Source records:
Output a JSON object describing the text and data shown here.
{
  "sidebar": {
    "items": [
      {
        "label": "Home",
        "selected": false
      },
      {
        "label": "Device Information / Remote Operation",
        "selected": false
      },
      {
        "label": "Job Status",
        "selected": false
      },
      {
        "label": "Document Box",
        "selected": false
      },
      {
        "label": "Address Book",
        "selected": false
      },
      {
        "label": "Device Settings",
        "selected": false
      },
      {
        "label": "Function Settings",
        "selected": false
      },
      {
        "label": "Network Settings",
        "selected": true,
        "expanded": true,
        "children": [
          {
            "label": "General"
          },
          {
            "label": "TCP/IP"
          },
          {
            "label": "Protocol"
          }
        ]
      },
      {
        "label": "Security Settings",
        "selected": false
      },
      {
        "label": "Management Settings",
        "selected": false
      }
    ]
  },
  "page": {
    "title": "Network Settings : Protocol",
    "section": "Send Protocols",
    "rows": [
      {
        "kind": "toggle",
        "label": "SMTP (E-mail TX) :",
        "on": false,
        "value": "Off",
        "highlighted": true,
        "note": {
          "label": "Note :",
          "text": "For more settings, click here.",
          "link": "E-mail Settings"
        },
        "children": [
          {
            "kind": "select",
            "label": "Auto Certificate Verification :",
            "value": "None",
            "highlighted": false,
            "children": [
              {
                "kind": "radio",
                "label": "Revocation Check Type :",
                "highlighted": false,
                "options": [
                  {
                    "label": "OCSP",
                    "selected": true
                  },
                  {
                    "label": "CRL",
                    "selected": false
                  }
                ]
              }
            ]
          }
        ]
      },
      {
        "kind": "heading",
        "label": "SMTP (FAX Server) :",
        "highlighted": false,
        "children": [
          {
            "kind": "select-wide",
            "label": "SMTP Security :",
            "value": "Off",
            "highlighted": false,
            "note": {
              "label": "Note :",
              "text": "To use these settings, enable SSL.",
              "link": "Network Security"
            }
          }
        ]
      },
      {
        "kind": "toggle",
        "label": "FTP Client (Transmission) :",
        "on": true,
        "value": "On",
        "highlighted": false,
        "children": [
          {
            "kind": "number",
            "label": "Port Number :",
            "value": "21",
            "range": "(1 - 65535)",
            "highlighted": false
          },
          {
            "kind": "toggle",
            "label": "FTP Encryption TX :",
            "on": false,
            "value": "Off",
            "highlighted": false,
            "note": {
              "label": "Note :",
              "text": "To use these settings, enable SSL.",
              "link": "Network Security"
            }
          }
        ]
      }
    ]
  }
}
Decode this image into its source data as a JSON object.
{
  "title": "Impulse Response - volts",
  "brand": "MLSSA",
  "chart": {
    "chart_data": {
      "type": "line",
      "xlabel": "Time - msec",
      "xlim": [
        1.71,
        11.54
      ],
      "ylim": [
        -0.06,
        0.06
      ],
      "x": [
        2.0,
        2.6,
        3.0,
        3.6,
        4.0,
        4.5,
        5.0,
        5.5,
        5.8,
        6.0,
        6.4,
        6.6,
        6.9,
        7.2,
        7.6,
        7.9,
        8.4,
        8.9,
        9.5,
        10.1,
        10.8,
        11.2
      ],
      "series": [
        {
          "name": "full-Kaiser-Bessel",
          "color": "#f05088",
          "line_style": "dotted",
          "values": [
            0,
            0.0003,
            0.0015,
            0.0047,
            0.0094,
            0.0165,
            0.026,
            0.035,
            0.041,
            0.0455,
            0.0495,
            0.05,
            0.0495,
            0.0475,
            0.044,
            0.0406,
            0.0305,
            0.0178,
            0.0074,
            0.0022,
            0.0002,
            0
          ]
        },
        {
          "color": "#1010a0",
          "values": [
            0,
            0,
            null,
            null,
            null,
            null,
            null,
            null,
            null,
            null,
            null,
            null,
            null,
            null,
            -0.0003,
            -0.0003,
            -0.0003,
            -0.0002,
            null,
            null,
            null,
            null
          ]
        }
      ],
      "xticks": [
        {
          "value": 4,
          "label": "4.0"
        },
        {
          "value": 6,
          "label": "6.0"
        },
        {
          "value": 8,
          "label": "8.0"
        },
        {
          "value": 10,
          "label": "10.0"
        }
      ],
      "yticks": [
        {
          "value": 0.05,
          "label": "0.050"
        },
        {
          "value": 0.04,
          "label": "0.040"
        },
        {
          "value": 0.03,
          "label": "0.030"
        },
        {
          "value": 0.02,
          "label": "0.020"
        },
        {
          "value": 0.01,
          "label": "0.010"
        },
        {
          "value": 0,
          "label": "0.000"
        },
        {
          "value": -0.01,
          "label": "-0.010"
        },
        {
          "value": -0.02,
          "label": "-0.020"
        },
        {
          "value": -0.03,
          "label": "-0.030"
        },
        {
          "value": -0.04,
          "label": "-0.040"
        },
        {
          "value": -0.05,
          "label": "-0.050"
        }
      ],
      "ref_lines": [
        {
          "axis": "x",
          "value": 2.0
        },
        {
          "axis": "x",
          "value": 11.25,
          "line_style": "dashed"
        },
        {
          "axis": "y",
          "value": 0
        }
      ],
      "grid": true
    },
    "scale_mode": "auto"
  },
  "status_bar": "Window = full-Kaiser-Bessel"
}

= Stated task =
Reproduce the material above exactly; please quote every line of it.

= Finished answer =
Output a JSON object describing the text and data shown here.
{
  "sidebar": {
    "items": [
      {
        "label": "Home",
        "selected": false
      },
      {
        "label": "Device Information / Remote Operation",
        "selected": false
      },
      {
        "label": "Job Status",
        "selected": false
      },
      {
        "label": "Document Box",
        "selected": false
      },
      {
        "label": "Address Book",
        "selected": false
      },
      {
        "label": "Device Settings",
        "selected": false
      },
      {
        "label": "Function Settings",
        "selected": false
      },
      {
        "label": "Network Settings",
        "selected": true,
        "expanded": true,
        "children": [
          {
            "label": "General"
          },
          {
            "label": "TCP/IP"
          },
          {
            "label": "Protocol"
          }
        ]
      },
      {
        "label": "Security Settings",
        "selected": false
      },
      {
        "label": "Management Settings",
        "selected": false
      }
    ]
  },
  "page": {
    "title": "Network Settings : Protocol",
    "section": "Send Protocols",
    "rows": [
      {
        "kind": "toggle",
        "label": "SMTP (E-mail TX) :",
        "on": false,
        "value": "Off",
        "highlighted": true,
        "note": {
          "label": "Note :",
          "text": "For more settings, click here.",
          "link": "E-mail Settings"
        },
        "children": [
          {
            "kind": "select",
            "label": "Auto Certificate Verification :",
            "value": "None",
            "highlighted": false,
            "children": [
              {
                "kind": "radio",
                "label": "Revocation Check Type :",
                "highlighted": false,
                "options": [
                  {
                    "label": "OCSP",
                    "selected": true
                  },
                  {
                    "label": "CRL",
                    "selected": false
                  }
                ]
              }
            ]
          }
        ]
      },
      {
        "kind": "heading",
        "label": "SMTP (FAX Server) :",
        "highlighted": false,
        "children": [
          {
            "kind": "select-wide",
            "label": "SMTP Security :",
            "value": "Off",
            "highlighted": false,
            "note": {
              "label": "Note :",
              "text": "To use these settings, enable SSL.",
              "link": "Network Security"
            }
          }
        ]
      },
      {
        "kind": "toggle",
        "label": "FTP Client (Transmission) :",
        "on": true,
        "value": "On",
        "highlighted": false,
        "children": [
          {
            "kind": "number",
            "label": "Port Number :",
            "value": "21",
            "range": "(1 - 65535)",
            "highlighted": false
          },
          {
            "kind": "toggle",
            "label": "FTP Encryption TX :",
            "on": false,
            "value": "Off",
            "highlighted": false,
            "note": {
              "label": "Note :",
              "text": "To use these settings, enable SSL.",
              "link": "Network Security"
            }
          }
        ]
      }
    ]
  }
}
Decode this image into its source data as a JSON object.
{
  "title": "Impulse Response - volts",
  "brand": "MLSSA",
  "chart": {
    "chart_data": {
      "type": "line",
      "xlabel": "Time - msec",
      "xlim": [
        1.71,
        11.54
      ],
      "ylim": [
        -0.06,
        0.06
      ],
      "x": [
        2.0,
        2.6,
        3.0,
        3.6,
        4.0,
        4.5,
        5.0,
        5.5,
        5.8,
        6.0,
        6.4,
        6.6,
        6.9,
        7.2,
        7.6,
        7.9,
        8.4,
        8.9,
        9.5,
        10.1,
        10.8,
        11.2
      ],
      "series": [
        {
          "name": "full-Kaiser-Bessel",
          "color": "#f05088",
          "line_style": "dotted",
          "values": [
            0,
            0.0003,
            0.0015,
            0.0047,
            0.0094,
            0.0165,
            0.026,
            0.035,
            0.041,
            0.0455,
            0.0495,
            0.05,
            0.0495,
            0.0475,
            0.044,
            0.0406,
            0.0305,
            0.0178,
            0.0074,
            0.0022,
            0.0002,
            0
          ]
        },
        {
          "color": "#1010a0",
          "values": [
            0,
            0,
            null,
            null,
            null,
            null,
            null,
            null,
            null,
            null,
            null,
            null,
            null,
            null,
            -0.0003,
            -0.0003,
            -0.0003,
            -0.0002,
            null,
            null,
            null,
            null
          ]
        }
      ],
      "xticks": [
        {
          "value": 4,
          "label": "4.0"
        },
        {
          "value": 6,
          "label": "6.0"
        },
        {
          "value": 8,
          "label": "8.0"
        },
        {
          "value": 10,
          "label": "10.0"
        }
      ],
      "yticks": [
        {
          "value": 0.05,
          "label": "0.050"
        },
        {
          "value": 0.04,
          "label": "0.040"
        },
        {
          "value": 0.03,
          "label": "0.030"
        },
        {
          "value": 0.02,
          "label": "0.020"
        },
        {
          "value": 0.01,
          "label": "0.010"
        },
        {
          "value": 0,
          "label": "0.000"
        },
        {
          "value": -0.01,
          "label": "-0.010"
        },
        {
          "value": -0.02,
          "label": "-0.020"
        },
        {
          "value": -0.03,
          "label": "-0.030"
        },
        {
          "value": -0.04,
          "label": "-0.040"
        },
        {
          "value": -0.05,
          "label": "-0.050"
        }
      ],
      "ref_lines": [
        {
          "axis": "x",
          "value": 2.0
        },
        {
          "axis": "x",
          "value": 11.25,
          "line_style": "dashed"
        },
        {
          "axis": "y",
          "value": 0
        }
      ],
      "grid": true
    },
    "scale_mode": "auto"
  },
  "status_bar": "Window = full-Kaiser-Bessel"
}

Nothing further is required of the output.